• **WHAT YOU ARE ASKED TO DO**
Here are some records; quote them exactly, leaving out the pictures.
== == ==
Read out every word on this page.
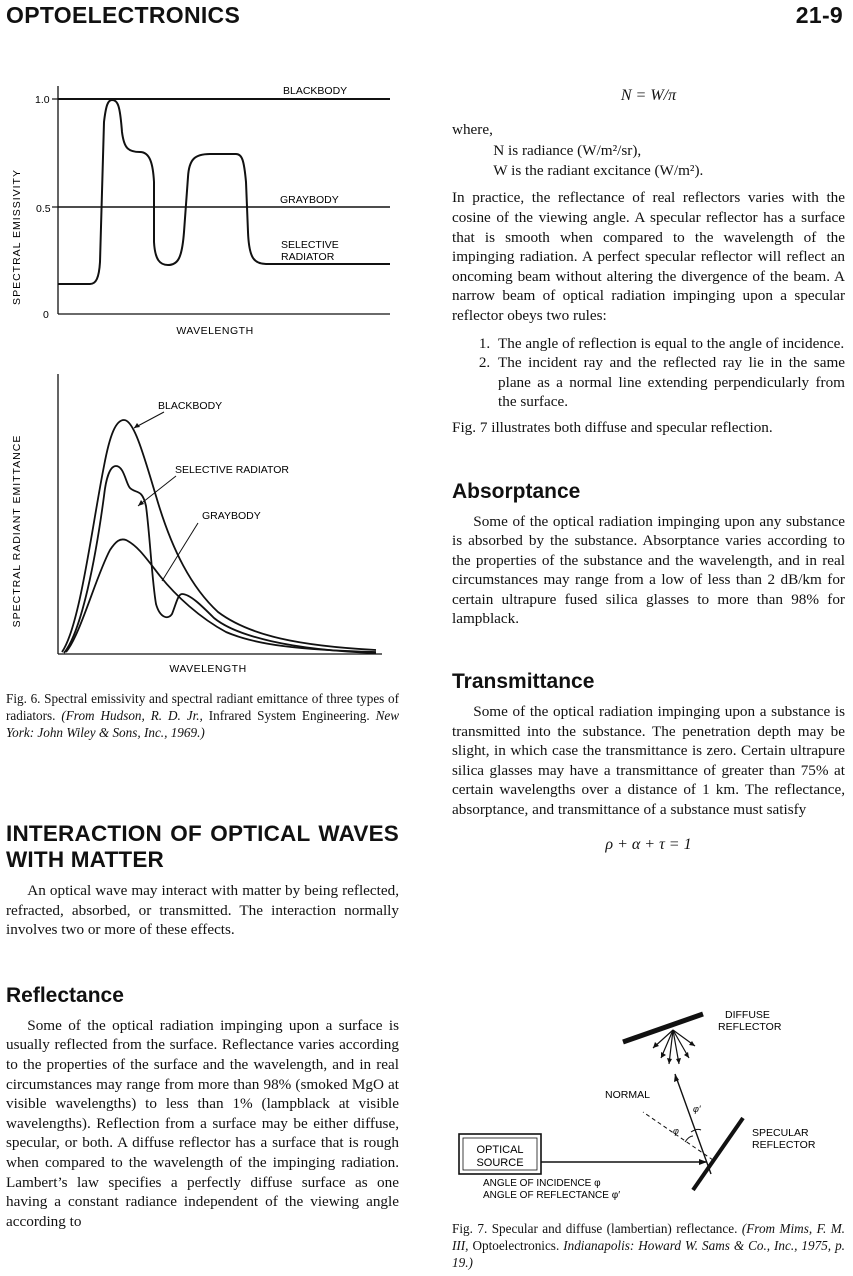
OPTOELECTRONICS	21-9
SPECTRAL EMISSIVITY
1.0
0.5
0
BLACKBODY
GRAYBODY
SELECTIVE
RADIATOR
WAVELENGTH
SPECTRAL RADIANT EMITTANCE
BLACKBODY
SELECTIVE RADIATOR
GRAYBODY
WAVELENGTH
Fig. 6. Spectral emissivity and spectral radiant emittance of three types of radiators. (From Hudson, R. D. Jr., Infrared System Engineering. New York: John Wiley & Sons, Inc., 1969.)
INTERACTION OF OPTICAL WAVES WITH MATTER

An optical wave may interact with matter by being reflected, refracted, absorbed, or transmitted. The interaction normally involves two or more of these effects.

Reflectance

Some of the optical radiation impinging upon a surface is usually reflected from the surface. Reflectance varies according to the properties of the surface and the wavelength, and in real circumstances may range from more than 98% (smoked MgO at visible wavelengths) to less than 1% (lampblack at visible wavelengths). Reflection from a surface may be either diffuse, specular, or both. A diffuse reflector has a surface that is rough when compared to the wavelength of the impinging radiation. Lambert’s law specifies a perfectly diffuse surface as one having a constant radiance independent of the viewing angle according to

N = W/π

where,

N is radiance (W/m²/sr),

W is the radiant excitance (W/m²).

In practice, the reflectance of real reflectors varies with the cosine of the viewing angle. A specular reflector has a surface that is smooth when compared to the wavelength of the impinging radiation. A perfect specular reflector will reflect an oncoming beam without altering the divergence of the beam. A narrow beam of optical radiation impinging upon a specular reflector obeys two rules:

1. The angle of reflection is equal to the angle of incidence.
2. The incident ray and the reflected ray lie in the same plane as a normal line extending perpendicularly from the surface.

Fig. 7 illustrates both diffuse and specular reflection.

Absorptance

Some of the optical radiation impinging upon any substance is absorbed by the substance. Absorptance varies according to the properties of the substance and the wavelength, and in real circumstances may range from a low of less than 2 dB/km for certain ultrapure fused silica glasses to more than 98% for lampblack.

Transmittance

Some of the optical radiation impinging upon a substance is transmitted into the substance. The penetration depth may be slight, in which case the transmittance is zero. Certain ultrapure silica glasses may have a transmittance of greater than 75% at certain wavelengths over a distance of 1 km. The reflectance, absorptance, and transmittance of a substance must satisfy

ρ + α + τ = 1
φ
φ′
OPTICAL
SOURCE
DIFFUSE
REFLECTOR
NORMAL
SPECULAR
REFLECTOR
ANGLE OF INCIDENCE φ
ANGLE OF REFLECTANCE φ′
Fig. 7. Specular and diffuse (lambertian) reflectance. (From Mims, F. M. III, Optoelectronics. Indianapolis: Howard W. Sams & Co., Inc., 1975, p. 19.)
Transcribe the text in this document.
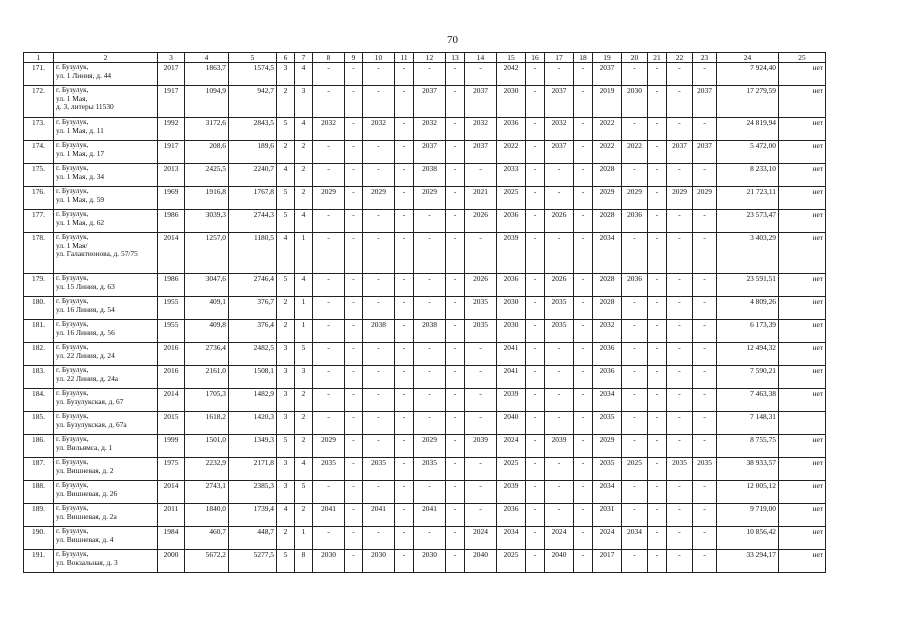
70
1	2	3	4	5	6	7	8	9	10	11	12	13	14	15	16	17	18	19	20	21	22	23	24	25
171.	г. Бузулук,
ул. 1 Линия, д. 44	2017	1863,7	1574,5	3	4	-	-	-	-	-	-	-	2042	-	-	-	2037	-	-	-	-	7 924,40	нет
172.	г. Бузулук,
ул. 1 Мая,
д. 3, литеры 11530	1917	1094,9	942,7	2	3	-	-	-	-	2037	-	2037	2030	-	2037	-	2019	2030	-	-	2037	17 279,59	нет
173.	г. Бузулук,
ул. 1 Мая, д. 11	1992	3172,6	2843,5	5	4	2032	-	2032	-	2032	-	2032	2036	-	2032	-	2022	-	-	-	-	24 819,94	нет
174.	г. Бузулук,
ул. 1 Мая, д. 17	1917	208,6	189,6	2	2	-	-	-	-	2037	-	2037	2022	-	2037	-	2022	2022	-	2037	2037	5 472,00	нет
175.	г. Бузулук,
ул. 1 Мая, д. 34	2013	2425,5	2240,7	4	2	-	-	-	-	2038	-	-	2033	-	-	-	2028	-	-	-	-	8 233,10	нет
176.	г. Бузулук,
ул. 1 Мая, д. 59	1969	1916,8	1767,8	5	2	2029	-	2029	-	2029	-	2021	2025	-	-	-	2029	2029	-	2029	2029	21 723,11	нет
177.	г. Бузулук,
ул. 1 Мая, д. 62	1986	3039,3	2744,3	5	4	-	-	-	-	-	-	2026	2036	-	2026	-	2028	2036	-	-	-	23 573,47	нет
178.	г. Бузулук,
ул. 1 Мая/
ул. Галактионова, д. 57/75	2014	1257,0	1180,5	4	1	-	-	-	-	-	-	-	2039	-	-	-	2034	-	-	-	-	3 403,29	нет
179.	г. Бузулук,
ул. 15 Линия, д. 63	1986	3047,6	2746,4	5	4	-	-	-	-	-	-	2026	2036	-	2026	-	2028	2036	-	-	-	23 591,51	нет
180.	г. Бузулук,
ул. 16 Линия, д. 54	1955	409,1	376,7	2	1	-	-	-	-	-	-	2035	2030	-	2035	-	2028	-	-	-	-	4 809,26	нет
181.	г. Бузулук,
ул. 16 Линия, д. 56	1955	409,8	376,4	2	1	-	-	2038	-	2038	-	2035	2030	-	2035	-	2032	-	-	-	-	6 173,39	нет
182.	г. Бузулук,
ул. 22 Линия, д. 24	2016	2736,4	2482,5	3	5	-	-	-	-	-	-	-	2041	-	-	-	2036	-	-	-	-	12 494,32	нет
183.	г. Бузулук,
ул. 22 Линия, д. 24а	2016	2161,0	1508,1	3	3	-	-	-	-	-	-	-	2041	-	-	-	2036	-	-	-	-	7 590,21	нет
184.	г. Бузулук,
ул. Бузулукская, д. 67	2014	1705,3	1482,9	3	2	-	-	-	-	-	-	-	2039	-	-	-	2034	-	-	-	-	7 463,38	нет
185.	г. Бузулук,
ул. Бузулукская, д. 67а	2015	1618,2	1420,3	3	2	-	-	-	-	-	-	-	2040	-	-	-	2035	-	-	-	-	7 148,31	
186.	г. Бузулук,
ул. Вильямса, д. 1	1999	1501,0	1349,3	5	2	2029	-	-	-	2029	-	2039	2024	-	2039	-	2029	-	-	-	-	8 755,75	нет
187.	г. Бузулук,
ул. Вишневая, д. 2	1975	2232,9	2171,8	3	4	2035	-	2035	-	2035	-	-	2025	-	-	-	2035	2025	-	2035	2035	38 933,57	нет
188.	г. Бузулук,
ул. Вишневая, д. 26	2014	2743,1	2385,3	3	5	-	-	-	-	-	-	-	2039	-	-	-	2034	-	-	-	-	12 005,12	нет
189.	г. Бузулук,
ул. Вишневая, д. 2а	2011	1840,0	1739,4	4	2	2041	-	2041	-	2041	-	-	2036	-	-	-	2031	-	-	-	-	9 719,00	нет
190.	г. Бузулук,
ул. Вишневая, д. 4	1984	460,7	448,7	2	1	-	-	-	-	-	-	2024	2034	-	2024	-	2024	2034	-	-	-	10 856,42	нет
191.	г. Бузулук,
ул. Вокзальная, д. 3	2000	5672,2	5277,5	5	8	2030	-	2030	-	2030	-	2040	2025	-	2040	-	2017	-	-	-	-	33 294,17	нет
== == ==
• **SOLUTION FOR THIS PROBLEM**
Read out every word on this page.
OPTOELECTRONICS	21-9
SPECTRAL EMISSIVITY
1.0
0.5
0
BLACKBODY
GRAYBODY
SELECTIVE
RADIATOR
WAVELENGTH
SPECTRAL RADIANT EMITTANCE
BLACKBODY
SELECTIVE RADIATOR
GRAYBODY
WAVELENGTH
Fig. 6. Spectral emissivity and spectral radiant emittance of three types of radiators. (From Hudson, R. D. Jr., Infrared System Engineering. New York: John Wiley & Sons, Inc., 1969.)
INTERACTION OF OPTICAL WAVES WITH MATTER

An optical wave may interact with matter by being reflected, refracted, absorbed, or transmitted. The interaction normally involves two or more of these effects.

Reflectance

Some of the optical radiation impinging upon a surface is usually reflected from the surface. Reflectance varies according to the properties of the surface and the wavelength, and in real circumstances may range from more than 98% (smoked MgO at visible wavelengths) to less than 1% (lampblack at visible wavelengths). Reflection from a surface may be either diffuse, specular, or both. A diffuse reflector has a surface that is rough when compared to the wavelength of the impinging radiation. Lambert’s law specifies a perfectly diffuse surface as one having a constant radiance independent of the viewing angle according to

N = W/π

where,

N is radiance (W/m²/sr),

W is the radiant excitance (W/m²).

In practice, the reflectance of real reflectors varies with the cosine of the viewing angle. A specular reflector has a surface that is smooth when compared to the wavelength of the impinging radiation. A perfect specular reflector will reflect an oncoming beam without altering the divergence of the beam. A narrow beam of optical radiation impinging upon a specular reflector obeys two rules:

1. The angle of reflection is equal to the angle of incidence.
2. The incident ray and the reflected ray lie in the same plane as a normal line extending perpendicularly from the surface.

Fig. 7 illustrates both diffuse and specular reflection.

Absorptance

Some of the optical radiation impinging upon any substance is absorbed by the substance. Absorptance varies according to the properties of the substance and the wavelength, and in real circumstances may range from a low of less than 2 dB/km for certain ultrapure fused silica glasses to more than 98% for lampblack.

Transmittance

Some of the optical radiation impinging upon a substance is transmitted into the substance. The penetration depth may be slight, in which case the transmittance is zero. Certain ultrapure silica glasses may have a transmittance of greater than 75% at certain wavelengths over a distance of 1 km. The reflectance, absorptance, and transmittance of a substance must satisfy

ρ + α + τ = 1
φ
φ′
OPTICAL
SOURCE
DIFFUSE
REFLECTOR
NORMAL
SPECULAR
REFLECTOR
ANGLE OF INCIDENCE φ
ANGLE OF REFLECTANCE φ′
Fig. 7. Specular and diffuse (lambertian) reflectance. (From Mims, F. M. III, Optoelectronics. Indianapolis: Howard W. Sams & Co., Inc., 1975, p. 19.)
Transcribe the text in this document.
70
1	2	3	4	5	6	7	8	9	10	11	12	13	14	15	16	17	18	19	20	21	22	23	24	25
171.	г. Бузулук,
ул. 1 Линия, д. 44	2017	1863,7	1574,5	3	4	-	-	-	-	-	-	-	2042	-	-	-	2037	-	-	-	-	7 924,40	нет
172.	г. Бузулук,
ул. 1 Мая,
д. 3, литеры 11530	1917	1094,9	942,7	2	3	-	-	-	-	2037	-	2037	2030	-	2037	-	2019	2030	-	-	2037	17 279,59	нет
173.	г. Бузулук,
ул. 1 Мая, д. 11	1992	3172,6	2843,5	5	4	2032	-	2032	-	2032	-	2032	2036	-	2032	-	2022	-	-	-	-	24 819,94	нет
174.	г. Бузулук,
ул. 1 Мая, д. 17	1917	208,6	189,6	2	2	-	-	-	-	2037	-	2037	2022	-	2037	-	2022	2022	-	2037	2037	5 472,00	нет
175.	г. Бузулук,
ул. 1 Мая, д. 34	2013	2425,5	2240,7	4	2	-	-	-	-	2038	-	-	2033	-	-	-	2028	-	-	-	-	8 233,10	нет
176.	г. Бузулук,
ул. 1 Мая, д. 59	1969	1916,8	1767,8	5	2	2029	-	2029	-	2029	-	2021	2025	-	-	-	2029	2029	-	2029	2029	21 723,11	нет
177.	г. Бузулук,
ул. 1 Мая, д. 62	1986	3039,3	2744,3	5	4	-	-	-	-	-	-	2026	2036	-	2026	-	2028	2036	-	-	-	23 573,47	нет
178.	г. Бузулук,
ул. 1 Мая/
ул. Галактионова, д. 57/75	2014	1257,0	1180,5	4	1	-	-	-	-	-	-	-	2039	-	-	-	2034	-	-	-	-	3 403,29	нет
179.	г. Бузулук,
ул. 15 Линия, д. 63	1986	3047,6	2746,4	5	4	-	-	-	-	-	-	2026	2036	-	2026	-	2028	2036	-	-	-	23 591,51	нет
180.	г. Бузулук,
ул. 16 Линия, д. 54	1955	409,1	376,7	2	1	-	-	-	-	-	-	2035	2030	-	2035	-	2028	-	-	-	-	4 809,26	нет
181.	г. Бузулук,
ул. 16 Линия, д. 56	1955	409,8	376,4	2	1	-	-	2038	-	2038	-	2035	2030	-	2035	-	2032	-	-	-	-	6 173,39	нет
182.	г. Бузулук,
ул. 22 Линия, д. 24	2016	2736,4	2482,5	3	5	-	-	-	-	-	-	-	2041	-	-	-	2036	-	-	-	-	12 494,32	нет
183.	г. Бузулук,
ул. 22 Линия, д. 24а	2016	2161,0	1508,1	3	3	-	-	-	-	-	-	-	2041	-	-	-	2036	-	-	-	-	7 590,21	нет
184.	г. Бузулук,
ул. Бузулукская, д. 67	2014	1705,3	1482,9	3	2	-	-	-	-	-	-	-	2039	-	-	-	2034	-	-	-	-	7 463,38	нет
185.	г. Бузулук,
ул. Бузулукская, д. 67а	2015	1618,2	1420,3	3	2	-	-	-	-	-	-	-	2040	-	-	-	2035	-	-	-	-	7 148,31	
186.	г. Бузулук,
ул. Вильямса, д. 1	1999	1501,0	1349,3	5	2	2029	-	-	-	2029	-	2039	2024	-	2039	-	2029	-	-	-	-	8 755,75	нет
187.	г. Бузулук,
ул. Вишневая, д. 2	1975	2232,9	2171,8	3	4	2035	-	2035	-	2035	-	-	2025	-	-	-	2035	2025	-	2035	2035	38 933,57	нет
188.	г. Бузулук,
ул. Вишневая, д. 26	2014	2743,1	2385,3	3	5	-	-	-	-	-	-	-	2039	-	-	-	2034	-	-	-	-	12 005,12	нет
189.	г. Бузулук,
ул. Вишневая, д. 2а	2011	1840,0	1739,4	4	2	2041	-	2041	-	2041	-	-	2036	-	-	-	2031	-	-	-	-	9 719,00	нет
190.	г. Бузулук,
ул. Вишневая, д. 4	1984	460,7	448,7	2	1	-	-	-	-	-	-	2024	2034	-	2024	-	2024	2034	-	-	-	10 856,42	нет
191.	г. Бузулук,
ул. Вокзальная, д. 3	2000	5672,2	5277,5	5	8	2030	-	2030	-	2030	-	2040	2025	-	2040	-	2017	-	-	-	-	33 294,17	нет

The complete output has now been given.